> [Excerpted text]:
○ ○ ○ ○

Keywords: Aspergillus fumigatus; airway epithelial cells (AECs); epithelial responses; fungal pathogenesis; internalization; morphotypes; respiratory epithelium; spore uptake.

Figure 1

Temporal and mechanistic basis of A. fumigatus attachment to, and uptake by, the respiratory epithelium. Respiratory aspergilloses commence with interaction of inhaled fungal particles with the respiratory epithelium. During vegetative growth of the pathogen, individual airway epithelial cells (AECs) may become iteratively exposed to one or multiple fungal morphotypes, as well as cell surface-associated and secreted fungal factors [8]. A. fumigatus conidia bind to AECs, extracellular matrix (ECM) components, and basement membrane components [21,22,23]. The immunoprotective conidial hydrophobin RodA is required for adherence to collagen [10,18,19,20,24] and the fucose-specific conidial lectin FleA mediates fucose-dependent binding of A. fumigatus conidia to airway mucin [25,26]. The cell surface protein CspA, which becomes unmasked during conidial germination, is also required for adhesion to A549-derived ECM [18]. The H-ficolin opsonin binds to A. fumigatus conidia via l-fucose, d-mannose and N-acetylglucosamine (GalNAc) on the conidial surface and moderates adhesion to A549 cells [27,28,29]. The secreted and hyphal cell wall-associated exopolysaccharide galactosaminogalactan (GAG) mediates adherence of A. fumigatus hyphae to fibronectin and epithelial cells [19]. CalA is the first identified invasin of A. fumigatus and is required for epithelial entry in a α5β1 integrin-dependent manner [17]. Spore internalisation is thought to be dependent on E-cadherin [30,31,32], and the actin regulators phospholipase D (PLD) [9] and cofilin-1 [33]. PLD co-localises with internalised conidia, as do the late endosomal/lysosomal markers LAMP-1, CD63, and cathepsin D [6,9]. Most internalised conidia are killed, but a few remain viable and eventually germinate to escape the phagolysosome without lysis of the host cell [6]. Induction of PLD following exposure to β-1,3-glucan on the surface of germinating conidia has been demonstrated to occur in a Dectin-1-dependent manner [9]. Conidial dihydroxynaphthalane (DHN) melanin increases internalisation of A. fumigatus spores by A549 cells and by preventing the acidification of AEC phagolysosomes, promotes spore viability [34].

○ ○ ○ ○

> [Listed records]:
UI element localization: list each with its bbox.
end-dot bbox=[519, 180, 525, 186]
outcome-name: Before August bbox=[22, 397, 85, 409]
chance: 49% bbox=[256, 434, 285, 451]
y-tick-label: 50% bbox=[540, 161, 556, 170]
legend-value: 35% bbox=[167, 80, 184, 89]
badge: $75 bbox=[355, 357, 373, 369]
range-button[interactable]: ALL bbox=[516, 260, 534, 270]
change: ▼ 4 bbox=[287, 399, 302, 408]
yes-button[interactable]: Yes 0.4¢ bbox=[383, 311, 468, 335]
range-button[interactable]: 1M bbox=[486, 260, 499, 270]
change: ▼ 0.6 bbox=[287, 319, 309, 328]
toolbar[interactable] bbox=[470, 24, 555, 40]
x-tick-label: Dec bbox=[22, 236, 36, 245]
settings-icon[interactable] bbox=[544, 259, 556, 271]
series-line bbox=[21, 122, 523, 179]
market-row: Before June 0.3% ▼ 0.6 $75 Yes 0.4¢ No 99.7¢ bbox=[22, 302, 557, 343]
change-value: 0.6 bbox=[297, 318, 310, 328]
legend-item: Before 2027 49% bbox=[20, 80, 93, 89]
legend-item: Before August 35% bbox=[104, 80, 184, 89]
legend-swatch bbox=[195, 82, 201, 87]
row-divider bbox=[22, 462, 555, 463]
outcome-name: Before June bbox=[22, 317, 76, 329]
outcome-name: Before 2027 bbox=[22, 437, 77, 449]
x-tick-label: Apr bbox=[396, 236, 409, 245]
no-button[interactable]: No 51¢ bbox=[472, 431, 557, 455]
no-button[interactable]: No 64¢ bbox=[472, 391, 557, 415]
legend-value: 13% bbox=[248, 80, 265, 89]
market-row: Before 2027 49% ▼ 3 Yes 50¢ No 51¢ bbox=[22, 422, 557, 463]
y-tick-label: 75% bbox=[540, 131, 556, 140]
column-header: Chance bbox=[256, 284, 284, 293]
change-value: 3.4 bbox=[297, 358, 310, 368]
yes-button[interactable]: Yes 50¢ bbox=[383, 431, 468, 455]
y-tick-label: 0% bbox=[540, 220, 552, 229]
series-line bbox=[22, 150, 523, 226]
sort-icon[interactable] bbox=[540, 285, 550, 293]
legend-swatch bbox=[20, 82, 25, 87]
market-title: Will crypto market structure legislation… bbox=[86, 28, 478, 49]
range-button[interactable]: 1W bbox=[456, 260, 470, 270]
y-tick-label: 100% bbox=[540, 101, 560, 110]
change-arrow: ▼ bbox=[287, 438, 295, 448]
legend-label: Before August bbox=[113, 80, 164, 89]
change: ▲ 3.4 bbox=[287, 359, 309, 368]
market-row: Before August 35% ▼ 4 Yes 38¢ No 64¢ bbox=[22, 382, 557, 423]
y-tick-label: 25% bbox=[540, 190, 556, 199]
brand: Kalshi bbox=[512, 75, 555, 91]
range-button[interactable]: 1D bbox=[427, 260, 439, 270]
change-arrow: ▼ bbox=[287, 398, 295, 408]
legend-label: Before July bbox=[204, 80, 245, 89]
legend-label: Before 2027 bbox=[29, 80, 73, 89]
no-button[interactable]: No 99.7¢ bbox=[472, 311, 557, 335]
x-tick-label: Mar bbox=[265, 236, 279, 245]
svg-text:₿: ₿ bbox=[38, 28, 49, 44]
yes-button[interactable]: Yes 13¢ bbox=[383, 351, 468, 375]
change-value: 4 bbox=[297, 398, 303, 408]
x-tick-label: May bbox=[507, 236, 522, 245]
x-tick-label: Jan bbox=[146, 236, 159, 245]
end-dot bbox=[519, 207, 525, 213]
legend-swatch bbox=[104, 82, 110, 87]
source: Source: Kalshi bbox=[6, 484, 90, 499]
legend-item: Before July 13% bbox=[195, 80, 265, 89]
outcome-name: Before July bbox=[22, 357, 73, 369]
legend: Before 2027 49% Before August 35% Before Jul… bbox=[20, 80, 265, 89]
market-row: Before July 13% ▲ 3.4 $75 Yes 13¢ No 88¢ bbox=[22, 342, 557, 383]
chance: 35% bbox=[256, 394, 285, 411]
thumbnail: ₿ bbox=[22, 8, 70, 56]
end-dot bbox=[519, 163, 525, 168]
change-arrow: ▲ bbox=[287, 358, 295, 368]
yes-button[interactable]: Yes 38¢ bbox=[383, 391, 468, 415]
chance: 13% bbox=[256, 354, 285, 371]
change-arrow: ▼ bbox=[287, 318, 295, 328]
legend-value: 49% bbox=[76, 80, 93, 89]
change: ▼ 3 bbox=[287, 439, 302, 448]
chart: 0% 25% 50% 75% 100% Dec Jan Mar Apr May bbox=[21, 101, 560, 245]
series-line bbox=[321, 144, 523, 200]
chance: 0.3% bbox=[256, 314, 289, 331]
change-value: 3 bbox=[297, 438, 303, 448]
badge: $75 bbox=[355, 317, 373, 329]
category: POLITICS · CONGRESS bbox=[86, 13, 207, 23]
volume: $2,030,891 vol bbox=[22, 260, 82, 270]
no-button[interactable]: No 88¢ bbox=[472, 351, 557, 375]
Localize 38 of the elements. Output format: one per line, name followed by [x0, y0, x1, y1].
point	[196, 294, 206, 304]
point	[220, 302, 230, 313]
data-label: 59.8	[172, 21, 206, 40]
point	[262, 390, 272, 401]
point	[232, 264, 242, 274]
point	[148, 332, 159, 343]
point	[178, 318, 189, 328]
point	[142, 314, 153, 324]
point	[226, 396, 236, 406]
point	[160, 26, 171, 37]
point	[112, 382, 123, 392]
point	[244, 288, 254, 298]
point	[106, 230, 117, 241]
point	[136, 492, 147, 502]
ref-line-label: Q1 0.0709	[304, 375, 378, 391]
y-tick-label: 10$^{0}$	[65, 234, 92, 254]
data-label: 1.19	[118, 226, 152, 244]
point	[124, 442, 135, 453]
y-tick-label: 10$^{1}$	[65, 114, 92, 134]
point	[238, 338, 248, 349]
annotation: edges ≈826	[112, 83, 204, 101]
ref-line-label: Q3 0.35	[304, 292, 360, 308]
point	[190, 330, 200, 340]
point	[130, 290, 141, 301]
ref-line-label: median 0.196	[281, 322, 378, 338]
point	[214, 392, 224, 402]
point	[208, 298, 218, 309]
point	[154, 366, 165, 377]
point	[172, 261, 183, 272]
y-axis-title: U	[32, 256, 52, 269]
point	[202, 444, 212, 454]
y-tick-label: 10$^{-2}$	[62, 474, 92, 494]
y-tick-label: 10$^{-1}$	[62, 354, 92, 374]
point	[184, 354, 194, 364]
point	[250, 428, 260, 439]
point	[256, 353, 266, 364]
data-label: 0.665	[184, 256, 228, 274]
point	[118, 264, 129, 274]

○ ○ ○ ○

> [Tasks for this exercise]:
A - From the caption about Aspergillus fumigatus and the airway lining, return the passage that begins with the words containing "Keywords: Aspergillus fumigatus;" and ends with "epithelium; spore uptake.".
B - Answer these questions using the caption about Aspergillus fumigatus and the airway lining:
(i) Which conidial protein is needed for sticking to collagen?
(ii) On which integrin does CalA depend to get into epithelial cells?
(iii) On which receptor does the induction of PLD after exposure to β-1,3-glucan depend?
C - Keep writing the caption about Aspergillus fumigatus and the airway lining, starting after its last sentence.

> [Results of the exercise]:
A -
Keywords: Aspergillus fumigatus; airway epithelial cells (AECs); epithelial responses; fungal pathogenesis; internalization; morphotypes; respiratory epithelium; spore uptake.

B -
(i) The hydrophobin RodA
(ii) α5β1 integrin
(iii) Dectin-1

C -
Figure 2

Epithelial responses to A. fumigatus. Epithelial responses to A. fumigatus vary dramatically according to fungal morphotype and host cell origin, the latter denoted in red for alveolar epithelial cells and blue for bronchial epithelial cells. Contact with A. fumigatus spores prompts rapid cytoskeletal reorganisation and loss of focal adherence, possibly via spore-associated toxins [35]. In bronchial epithelial cells recognition of germinating conidia and hyphae leads to upregulation of Dectin-1 expression at the host cell membrane and phosphorylation-mediated activation of phosphatidylinositol3-kinase (PI3K), mitogen activated protein kinase (MAPK) p38 and ERK1/2 signalling, leading to TNFα, IL-8, and β-defensin expression (HBD-2 and -9) [36,37,38]. In AECs, challenge with A. fumigatus culture filtrate prompts MAPK ERK1/2, p38, and c-Jun N-terminal protein kinases (JNK) phosphorylation, in a partially fungal protease-dependent manner, leading to lytic death of the host cell [39,40]. JNK or p38 inhibitors protect against host damage [39]. The secreted products of cultured A. fumigatus also elicit remodelling of the respiratory epithelium involving heightened expression of classical Th2 cytokines (IL-4, IL-5, IL-13), serum IgE, collagen deposition, and neutrophil (N) and eosinophil (E) recruitment [41]. Gliotoxin exposure induces cytoskeletal collapse, cell peeling, and apoptosis. Gt activates the JNK pathway leading to apoptosis. JNK triple-phosphorylates the pro-apoptotic protein Bim, leading to pro-apoptotic Bak and Bax activation, mitochondrial membrane permeabilization, and apoptosis [42,43,44,45]. Italicised text indicates responses observed in whole animals or humans.